= GIVEN TASK =
Repeat all the material exactly; pictures stay out of your copy.

▬▬▬▬▬▬▬▬▬▬

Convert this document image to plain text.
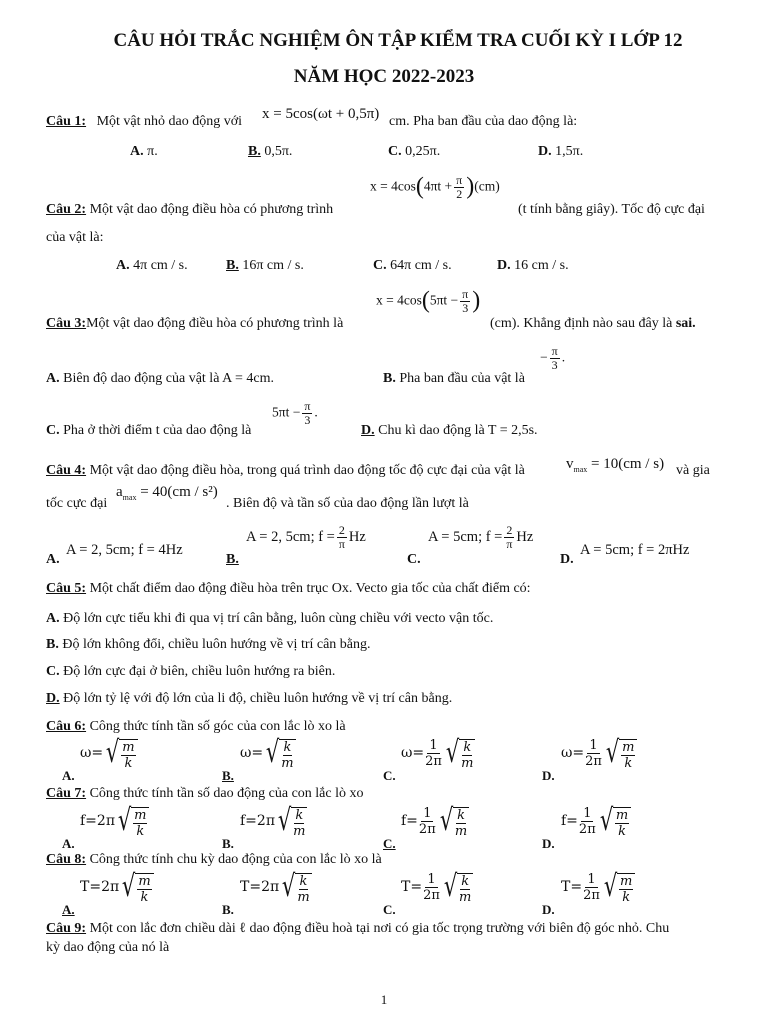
CÂU HỎI TRẮC NGHIỆM ÔN TẬP KIỂM TRA CUỐI KỲ I LỚP 12
NĂM HỌC 2022-2023
Câu 1: Một vật nhỏ dao động với x = 5cos(ωt + 0,5π) cm. Pha ban đầu của dao động là:
A. π.	B. 0,5π.	C. 0,25π.	D. 1,5π.
Câu 2: Một vật dao động điều hòa có phương trình
$x = 4\cos(4\pi t + \frac{\pi}{2} )(cm)$
(t tính bằng giây). Tốc độ cực đại
của vật là:
A. 4π cm / s.	B. 16π cm / s.	C. 64π cm / s.	D. 16 cm / s.
Câu 3:Một vật dao động điều hòa có phương trình là
$x = 4\cos(5\pi t - \frac{\pi}{3}$ )
(cm). Khẳng định nào sau đây là sai.
A. Biên độ dao động của vật là A = 4cm.	B. Pha ban đầu của vật là
− $\frac{\pi}{3}$ .
C. Pha ở thời điểm t của dao động là
$5\pi t - \frac{\pi}{3}$ .
D. Chu kì dao động là T = 2,5s.
Câu 4: Một vật dao động điều hòa, trong quá trình dao động tốc độ cực đại của vật là	$v_{max} = 10(cm / s)$ và gia
tốc cực đại
$a_{max} = 40(cm / s^2)$
. Biên độ và tần số của dao động lần lượt là
A.
A = 2, 5cm; f = 4Hz
B.
A = 2, 5cm; $f = \frac{2}{\pi}$ Hz
C.
A = 5cm; $f = \frac{2}{\pi}$ Hz
D.
A = 5cm; f = 2πHz
Câu 5: Một chất điểm dao động điều hòa trên trục Ox. Vecto gia tốc của chất điểm có:
A. Độ lớn cực tiểu khi đi qua vị trí cân bằng, luôn cùng chiều với vecto vận tốc.
B. Độ lớn không đổi, chiều luôn hướng về vị trí cân bằng.
C. Độ lớn cực đại ở biên, chiều luôn hướng ra biên.
D. Độ lớn tỷ lệ với độ lớn của li độ, chiều luôn hướng về vị trí cân bằng.
Câu 6: Công thức tính tần số góc của con lắc lò xo là
A.
ω= √ m
k
B.
ω= √ k
m
C.
$\omega= \frac{1}{2\pi}$ √ k
m
D.
$\omega= \frac{1}{2\pi}$ √ m
k
Câu 7: Công thức tính tần số dao động của con lắc lò xo
A.
f=2π √ m
k
B.
f=2π √ k
m
C.
$f= \frac{1}{2\pi}$ √ k
m
D.
$f= \frac{1}{2\pi}$ √ m
k
Câu 8: Công thức tính chu kỳ dao động của con lắc lò xo là
A.
T=2π √ m
k
B.
T=2π √ k
m
C.
$T= \frac{1}{2\pi}$ √ k
m
D.
$T= \frac{1}{2\pi}$ √ m
k
Câu 9: Một con lắc đơn chiều dài ℓ dao động điều hoà tại nơi có gia tốc trọng trường với biên độ góc nhỏ. Chu
kỳ dao động của nó là
1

▬▬▬▬▬▬▬▬▬▬

= EXERCISE RESPONSE =
Convert this document image to plain text.
CÂU HỎI TRẮC NGHIỆM ÔN TẬP KIỂM TRA CUỐI KỲ I LỚP 12
NĂM HỌC 2022-2023
Câu 1: Một vật nhỏ dao động với x = 5cos(ωt + 0,5π) cm. Pha ban đầu của dao động là:
A. π.	B. 0,5π.	C. 0,25π.	D. 1,5π.
Câu 2: Một vật dao động điều hòa có phương trình
$x = 4\cos(4\pi t + \frac{\pi}{2} )(cm)$
(t tính bằng giây). Tốc độ cực đại
của vật là:
A. 4π cm / s.	B. 16π cm / s.	C. 64π cm / s.	D. 16 cm / s.
Câu 3:Một vật dao động điều hòa có phương trình là
$x = 4\cos(5\pi t - \frac{\pi}{3}$ )
(cm). Khẳng định nào sau đây là sai.
A. Biên độ dao động của vật là A = 4cm.	B. Pha ban đầu của vật là
− $\frac{\pi}{3}$ .
C. Pha ở thời điểm t của dao động là
$5\pi t - \frac{\pi}{3}$ .
D. Chu kì dao động là T = 2,5s.
Câu 4: Một vật dao động điều hòa, trong quá trình dao động tốc độ cực đại của vật là	$v_{max} = 10(cm / s)$ và gia
tốc cực đại
$a_{max} = 40(cm / s^2)$
. Biên độ và tần số của dao động lần lượt là
A.
A = 2, 5cm; f = 4Hz
B.
A = 2, 5cm; $f = \frac{2}{\pi}$ Hz
C.
A = 5cm; $f = \frac{2}{\pi}$ Hz
D.
A = 5cm; f = 2πHz
Câu 5: Một chất điểm dao động điều hòa trên trục Ox. Vecto gia tốc của chất điểm có:
A. Độ lớn cực tiểu khi đi qua vị trí cân bằng, luôn cùng chiều với vecto vận tốc.
B. Độ lớn không đổi, chiều luôn hướng về vị trí cân bằng.
C. Độ lớn cực đại ở biên, chiều luôn hướng ra biên.
D. Độ lớn tỷ lệ với độ lớn của li độ, chiều luôn hướng về vị trí cân bằng.
Câu 6: Công thức tính tần số góc của con lắc lò xo là
A.
ω= √ m
k
B.
ω= √ k
m
C.
$\omega= \frac{1}{2\pi}$ √ k
m
D.
$\omega= \frac{1}{2\pi}$ √ m
k
Câu 7: Công thức tính tần số dao động của con lắc lò xo
A.
f=2π √ m
k
B.
f=2π √ k
m
C.
$f= \frac{1}{2\pi}$ √ k
m
D.
$f= \frac{1}{2\pi}$ √ m
k
Câu 8: Công thức tính chu kỳ dao động của con lắc lò xo là
A.
T=2π √ m
k
B.
T=2π √ k
m
C.
$T= \frac{1}{2\pi}$ √ k
m
D.
$T= \frac{1}{2\pi}$ √ m
k
Câu 9: Một con lắc đơn chiều dài ℓ dao động điều hoà tại nơi có gia tốc trọng trường với biên độ góc nhỏ. Chu
kỳ dao động của nó là
1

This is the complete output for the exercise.